§ REQUIRED WORK
Here are some entries; quote each one exactly.

* begin RECORDS SUPPLIED *

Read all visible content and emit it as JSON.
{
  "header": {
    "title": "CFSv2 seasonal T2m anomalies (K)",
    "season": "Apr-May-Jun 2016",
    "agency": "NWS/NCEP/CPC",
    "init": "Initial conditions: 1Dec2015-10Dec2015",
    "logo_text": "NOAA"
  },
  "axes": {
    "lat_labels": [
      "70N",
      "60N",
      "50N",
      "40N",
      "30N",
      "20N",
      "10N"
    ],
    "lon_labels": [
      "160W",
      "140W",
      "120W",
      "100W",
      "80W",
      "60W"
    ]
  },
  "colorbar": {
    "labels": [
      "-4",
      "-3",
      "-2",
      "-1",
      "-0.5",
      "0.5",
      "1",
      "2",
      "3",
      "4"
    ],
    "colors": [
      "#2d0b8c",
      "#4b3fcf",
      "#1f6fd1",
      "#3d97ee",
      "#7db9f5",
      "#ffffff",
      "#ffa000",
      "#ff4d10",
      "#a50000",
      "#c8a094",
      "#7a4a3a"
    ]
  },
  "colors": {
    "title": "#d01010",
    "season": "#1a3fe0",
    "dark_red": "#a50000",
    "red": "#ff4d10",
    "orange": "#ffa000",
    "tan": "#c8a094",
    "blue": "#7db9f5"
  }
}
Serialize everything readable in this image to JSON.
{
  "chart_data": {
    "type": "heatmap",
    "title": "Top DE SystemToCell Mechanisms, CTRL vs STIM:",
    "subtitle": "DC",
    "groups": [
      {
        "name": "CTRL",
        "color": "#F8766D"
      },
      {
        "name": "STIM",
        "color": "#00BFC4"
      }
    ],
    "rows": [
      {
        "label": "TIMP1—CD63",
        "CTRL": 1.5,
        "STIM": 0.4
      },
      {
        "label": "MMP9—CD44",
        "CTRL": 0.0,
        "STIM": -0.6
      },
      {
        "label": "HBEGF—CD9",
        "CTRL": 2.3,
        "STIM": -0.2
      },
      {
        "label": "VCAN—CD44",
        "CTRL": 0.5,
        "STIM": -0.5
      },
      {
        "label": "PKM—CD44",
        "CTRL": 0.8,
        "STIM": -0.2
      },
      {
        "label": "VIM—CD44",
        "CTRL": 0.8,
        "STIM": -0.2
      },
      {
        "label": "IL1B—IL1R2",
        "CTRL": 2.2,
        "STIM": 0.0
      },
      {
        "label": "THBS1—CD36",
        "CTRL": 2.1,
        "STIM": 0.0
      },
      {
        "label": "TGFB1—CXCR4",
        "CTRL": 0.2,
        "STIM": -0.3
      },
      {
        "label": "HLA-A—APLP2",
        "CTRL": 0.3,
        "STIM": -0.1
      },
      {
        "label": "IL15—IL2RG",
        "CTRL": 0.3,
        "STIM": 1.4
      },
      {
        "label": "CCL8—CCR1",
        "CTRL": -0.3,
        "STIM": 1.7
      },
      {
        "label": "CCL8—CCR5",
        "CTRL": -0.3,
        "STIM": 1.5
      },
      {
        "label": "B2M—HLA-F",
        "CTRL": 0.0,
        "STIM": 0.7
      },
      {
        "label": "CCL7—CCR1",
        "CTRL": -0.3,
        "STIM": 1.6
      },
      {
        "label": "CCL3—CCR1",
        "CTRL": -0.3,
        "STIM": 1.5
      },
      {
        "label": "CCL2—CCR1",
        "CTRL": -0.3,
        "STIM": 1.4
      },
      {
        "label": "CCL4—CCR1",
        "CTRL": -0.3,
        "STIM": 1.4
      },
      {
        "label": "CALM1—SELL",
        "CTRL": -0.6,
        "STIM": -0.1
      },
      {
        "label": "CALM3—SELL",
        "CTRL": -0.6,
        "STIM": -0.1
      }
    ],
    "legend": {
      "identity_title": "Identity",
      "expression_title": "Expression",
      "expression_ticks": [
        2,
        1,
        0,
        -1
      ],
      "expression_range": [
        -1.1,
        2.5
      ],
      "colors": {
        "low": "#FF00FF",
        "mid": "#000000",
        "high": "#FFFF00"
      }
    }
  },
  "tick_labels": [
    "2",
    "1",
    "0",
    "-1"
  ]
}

* end RECORDS SUPPLIED *

§ WORKED ANSWER
Read all visible content and emit it as JSON.
{
  "header": {
    "title": "CFSv2 seasonal T2m anomalies (K)",
    "season": "Apr-May-Jun 2016",
    "agency": "NWS/NCEP/CPC",
    "init": "Initial conditions: 1Dec2015-10Dec2015",
    "logo_text": "NOAA"
  },
  "axes": {
    "lat_labels": [
      "70N",
      "60N",
      "50N",
      "40N",
      "30N",
      "20N",
      "10N"
    ],
    "lon_labels": [
      "160W",
      "140W",
      "120W",
      "100W",
      "80W",
      "60W"
    ]
  },
  "colorbar": {
    "labels": [
      "-4",
      "-3",
      "-2",
      "-1",
      "-0.5",
      "0.5",
      "1",
      "2",
      "3",
      "4"
    ],
    "colors": [
      "#2d0b8c",
      "#4b3fcf",
      "#1f6fd1",
      "#3d97ee",
      "#7db9f5",
      "#ffffff",
      "#ffa000",
      "#ff4d10",
      "#a50000",
      "#c8a094",
      "#7a4a3a"
    ]
  },
  "colors": {
    "title": "#d01010",
    "season": "#1a3fe0",
    "dark_red": "#a50000",
    "red": "#ff4d10",
    "orange": "#ffa000",
    "tan": "#c8a094",
    "blue": "#7db9f5"
  }
}
Serialize everything readable in this image to JSON.
{
  "chart_data": {
    "type": "heatmap",
    "title": "Top DE SystemToCell Mechanisms, CTRL vs STIM:",
    "subtitle": "DC",
    "groups": [
      {
        "name": "CTRL",
        "color": "#F8766D"
      },
      {
        "name": "STIM",
        "color": "#00BFC4"
      }
    ],
    "rows": [
      {
        "label": "TIMP1—CD63",
        "CTRL": 1.5,
        "STIM": 0.4
      },
      {
        "label": "MMP9—CD44",
        "CTRL": 0.0,
        "STIM": -0.6
      },
      {
        "label": "HBEGF—CD9",
        "CTRL": 2.3,
        "STIM": -0.2
      },
      {
        "label": "VCAN—CD44",
        "CTRL": 0.5,
        "STIM": -0.5
      },
      {
        "label": "PKM—CD44",
        "CTRL": 0.8,
        "STIM": -0.2
      },
      {
        "label": "VIM—CD44",
        "CTRL": 0.8,
        "STIM": -0.2
      },
      {
        "label": "IL1B—IL1R2",
        "CTRL": 2.2,
        "STIM": 0.0
      },
      {
        "label": "THBS1—CD36",
        "CTRL": 2.1,
        "STIM": 0.0
      },
      {
        "label": "TGFB1—CXCR4",
        "CTRL": 0.2,
        "STIM": -0.3
      },
      {
        "label": "HLA-A—APLP2",
        "CTRL": 0.3,
        "STIM": -0.1
      },
      {
        "label": "IL15—IL2RG",
        "CTRL": 0.3,
        "STIM": 1.4
      },
      {
        "label": "CCL8—CCR1",
        "CTRL": -0.3,
        "STIM": 1.7
      },
      {
        "label": "CCL8—CCR5",
        "CTRL": -0.3,
        "STIM": 1.5
      },
      {
        "label": "B2M—HLA-F",
        "CTRL": 0.0,
        "STIM": 0.7
      },
      {
        "label": "CCL7—CCR1",
        "CTRL": -0.3,
        "STIM": 1.6
      },
      {
        "label": "CCL3—CCR1",
        "CTRL": -0.3,
        "STIM": 1.5
      },
      {
        "label": "CCL2—CCR1",
        "CTRL": -0.3,
        "STIM": 1.4
      },
      {
        "label": "CCL4—CCR1",
        "CTRL": -0.3,
        "STIM": 1.4
      },
      {
        "label": "CALM1—SELL",
        "CTRL": -0.6,
        "STIM": -0.1
      },
      {
        "label": "CALM3—SELL",
        "CTRL": -0.6,
        "STIM": -0.1
      }
    ],
    "legend": {
      "identity_title": "Identity",
      "expression_title": "Expression",
      "expression_ticks": [
        2,
        1,
        0,
        -1
      ],
      "expression_range": [
        -1.1,
        2.5
      ],
      "colors": {
        "low": "#FF00FF",
        "mid": "#000000",
        "high": "#FFFF00"
      }
    }
  },
  "tick_labels": [
    "2",
    "1",
    "0",
    "-1"
  ]
}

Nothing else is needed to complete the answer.